◆ Texte à lire ◆

Sophie a des violons dans la tête et dans le coeur. Ils semblent la narguer en jouant faux et fort. Dans les méandres de son esprit confus, des souvenirs refont surface : son amour pour Julien et le drame de sa petite soeur Mathilde, morte dans un accident. Le jour du kippour, elle tient à respecter le jeûne, signe de maîtrise de soi. Sa mère la supplie : "Ne sois pas juif, juste ce soir, ne sois pas ce vieux juif. Tes grands-parents sont là." Au lieu de lui obéir, Sophie profite de cette réunion, pour provoquer un scandale... Bouleversement des rapports familiaux.

A travers ce dédoublement de la personnalité, l’auteure jette des ponts entre hier et aujourd’hui. Sophie a couvert tous les miroirs, dans lesquels elle pourrait se voir. Elle ne trouve plus sa place dans sa vie. Comment exister auprès de parents traumatisés par la perte de Mathilde ? Elle se sent coupable d’avoir survécu à sa soeur. Sentiment partagé par Joseph Rosenblath, rescapé de la Shoah. Pourquoi est-il encore en vie, alors que sa famille, ses amis ont été exterminés dans les camps ? La recherche d’identité rejoint le devoir de mémoire.

Ce monologue nous tient constamment en haleine, grâce à la qualité de son écriture et à la maîtrise de son interprète. Amanda Sthers s’appuie subtilement sur une situation surréaliste pour nous entraîner vers des réflexions psychanalytiques. En laissant des zones d’ombre, qui ouvrent la porte à des compréhensions diverses. La jeune blonde et le vieux juif partagent un humour dévastateur, qui allège et pimente le texte. Découpant "Rosenblath" en "rose" et "blatte", Sophie estime que "cafard rose" est un surnom qui lui convient. Par la précision de sa mise en scène, Mikaël Sladden rend le spectacle fluide et aide Frédérique Massinon à exploiter les ruptures. La comédienne adopte toujours le ton juste. Caricatural pour singer la mère superficielle ou la grand-mère déphasée. Beaucoup plus sobre, pour faire vivre les personnages attachants, qui cohabitent en elle.

◆ Consigne 1 ◆
Restitue sous forme de liste JSON de chaînes, à raison d'une chaîne par ligne et sans les lignes vides, les lignes des données extraites en commençant par celle qui contient "Text: Source: ZipAtlas.com: Source: ZipAtlas.com" et en terminant par celle qui contient "Point — [127, 683, 149, 698]", ces deux lignes comprises.

◆ Données extraites ◆
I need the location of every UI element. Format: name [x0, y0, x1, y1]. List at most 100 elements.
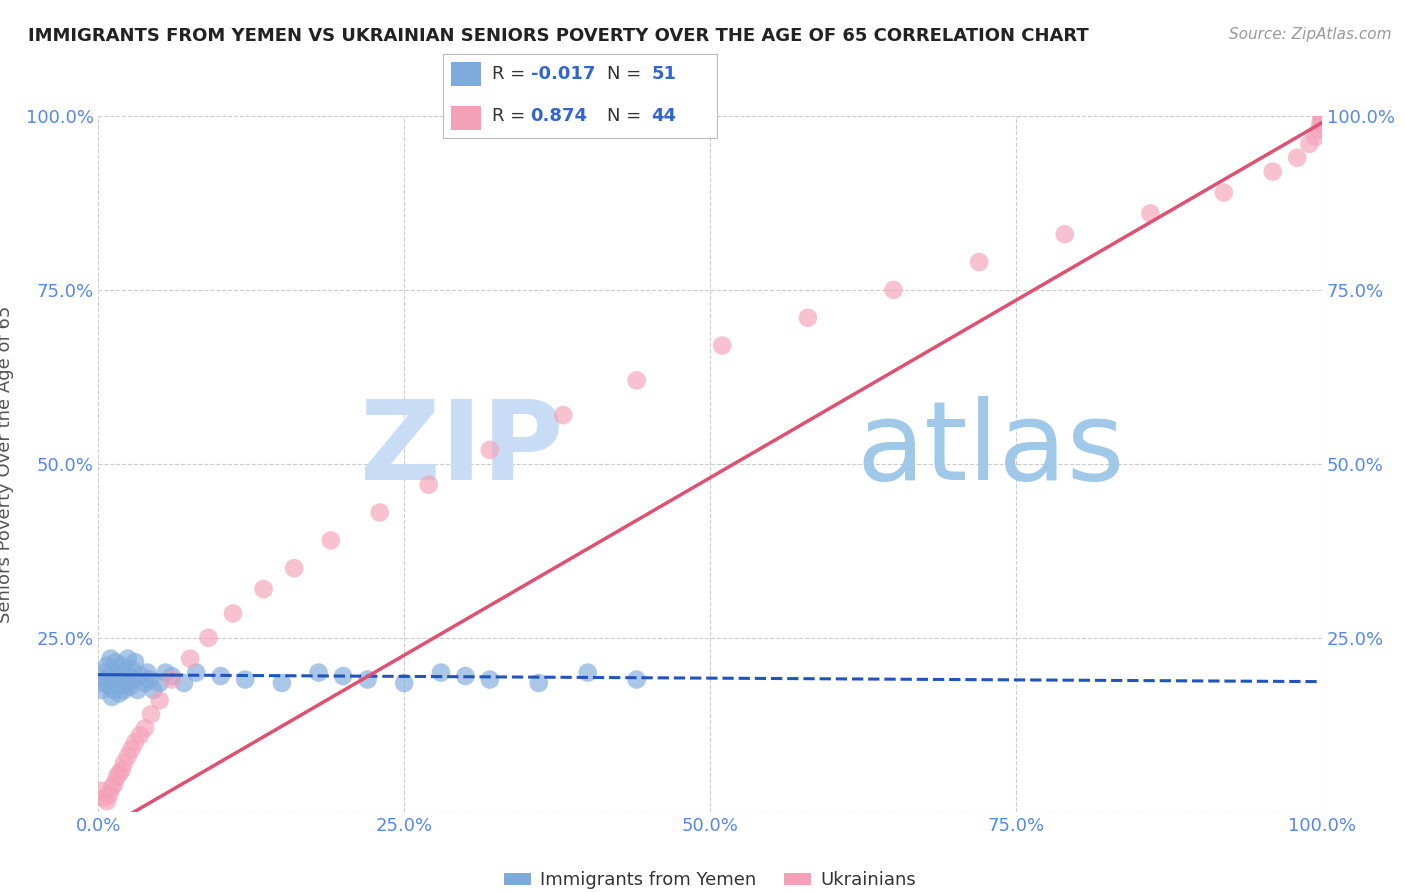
Text: Source: ZipAtlas.com: Source: ZipAtlas.com — [1229, 27, 1392, 42]
Point — [108, 686, 131, 700]
Point — [478, 442, 501, 457]
Point — [626, 673, 648, 687]
Point — [129, 669, 152, 683]
Point — [1308, 123, 1330, 137]
Text: 51: 51 — [651, 65, 676, 83]
Point — [134, 676, 156, 690]
Point — [127, 683, 149, 698]
Point — [1212, 186, 1234, 200]
Point — [111, 673, 134, 687]
Point — [103, 777, 125, 791]
Text: atlas: atlas — [856, 396, 1125, 503]
Point — [121, 673, 143, 687]
Point — [1305, 129, 1327, 144]
Point — [134, 721, 156, 735]
Point — [553, 408, 575, 422]
Point — [108, 766, 131, 780]
Point — [155, 665, 177, 680]
Point — [105, 676, 128, 690]
Point — [124, 655, 146, 669]
Point — [1310, 109, 1333, 123]
Point — [1139, 206, 1161, 220]
Point — [104, 655, 127, 669]
Point — [120, 742, 142, 756]
Point — [149, 693, 172, 707]
Point — [368, 506, 391, 520]
Point — [356, 673, 378, 687]
Point — [111, 763, 134, 777]
Point — [96, 794, 118, 808]
Point — [112, 756, 135, 770]
Point — [527, 676, 550, 690]
Point — [105, 770, 128, 784]
Point — [1261, 164, 1284, 178]
Point — [120, 662, 142, 676]
Point — [112, 683, 135, 698]
Point — [967, 255, 990, 269]
Bar — [451, 106, 481, 130]
Point — [430, 665, 453, 680]
Point — [120, 680, 142, 694]
Point — [91, 784, 114, 798]
Point — [129, 728, 152, 742]
Point — [209, 669, 232, 683]
Point — [233, 673, 256, 687]
Point — [252, 582, 274, 596]
Point — [117, 749, 139, 764]
Text: R =: R = — [492, 107, 531, 125]
Point — [118, 669, 141, 683]
Point — [392, 676, 416, 690]
Point — [179, 651, 201, 665]
Text: -0.017: -0.017 — [530, 65, 595, 83]
Point — [93, 790, 115, 805]
Point — [142, 683, 165, 698]
Point — [97, 669, 120, 683]
Point — [101, 683, 124, 698]
Point — [332, 669, 354, 683]
Text: R =: R = — [492, 65, 531, 83]
Point — [576, 665, 599, 680]
Bar — [451, 62, 481, 86]
Point — [222, 607, 245, 621]
Point — [111, 658, 134, 673]
Point — [100, 651, 122, 665]
Point — [115, 676, 138, 690]
Point — [117, 651, 139, 665]
Point — [626, 373, 648, 387]
Point — [197, 631, 219, 645]
Point — [1310, 112, 1333, 127]
Point — [160, 669, 183, 683]
Point — [96, 658, 118, 673]
Point — [270, 676, 294, 690]
Point — [160, 673, 183, 687]
Point — [883, 283, 905, 297]
Point — [94, 673, 117, 687]
Point — [319, 533, 342, 548]
Point — [101, 780, 124, 795]
Text: N =: N = — [607, 65, 647, 83]
Point — [101, 690, 124, 704]
Point — [186, 665, 208, 680]
Point — [454, 669, 477, 683]
Point — [711, 338, 734, 352]
Text: 44: 44 — [651, 107, 676, 125]
Point — [107, 669, 129, 683]
Point — [1298, 136, 1320, 151]
Point — [103, 665, 125, 680]
Text: N =: N = — [607, 107, 647, 125]
Point — [308, 665, 330, 680]
Point — [93, 665, 115, 680]
Point — [797, 310, 820, 325]
Point — [139, 673, 162, 687]
Point — [91, 683, 114, 698]
Point — [1053, 227, 1076, 242]
Point — [1309, 116, 1331, 130]
Point — [283, 561, 305, 575]
Point — [418, 477, 440, 491]
Point — [114, 665, 136, 680]
Text: 0.874: 0.874 — [530, 107, 588, 125]
Point — [136, 665, 159, 680]
Point — [139, 707, 162, 722]
Text: ZIP: ZIP — [360, 396, 564, 503]
Point — [98, 680, 121, 694]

◆ Consigne 2 ◆
Réponds brièvement aux questions suivantes à partir du texte à lire.
(a) Quel jour Sophie tient-elle à respecter le jeûne ?
(b) Qu'est-ce que Sophie a couvert, pour ne pas pouvoir s'y voir ?
(c) Qui assure la mise en scène du spectacle ?

◆ Réponse attendue 1 ◆
[
  "Text: Source: ZipAtlas.com: Source: ZipAtlas.com — [1229, 27, 1392, 42]",
  "Point — [108, 686, 131, 700]",
  "Point — [478, 442, 501, 457]",
  "Point — [626, 673, 648, 687]",
  "Point — [129, 669, 152, 683]",
  "Point — [1308, 123, 1330, 137]",
  "Text: 51: 51 — [651, 65, 676, 83]",
  "Point — [134, 676, 156, 690]",
  "Point — [127, 683, 149, 698]"
]

◆ Réponse attendue 2 ◆
(a) Le jour du kippour.
(b) Tous les miroirs.
(c) Mikaël Sladden.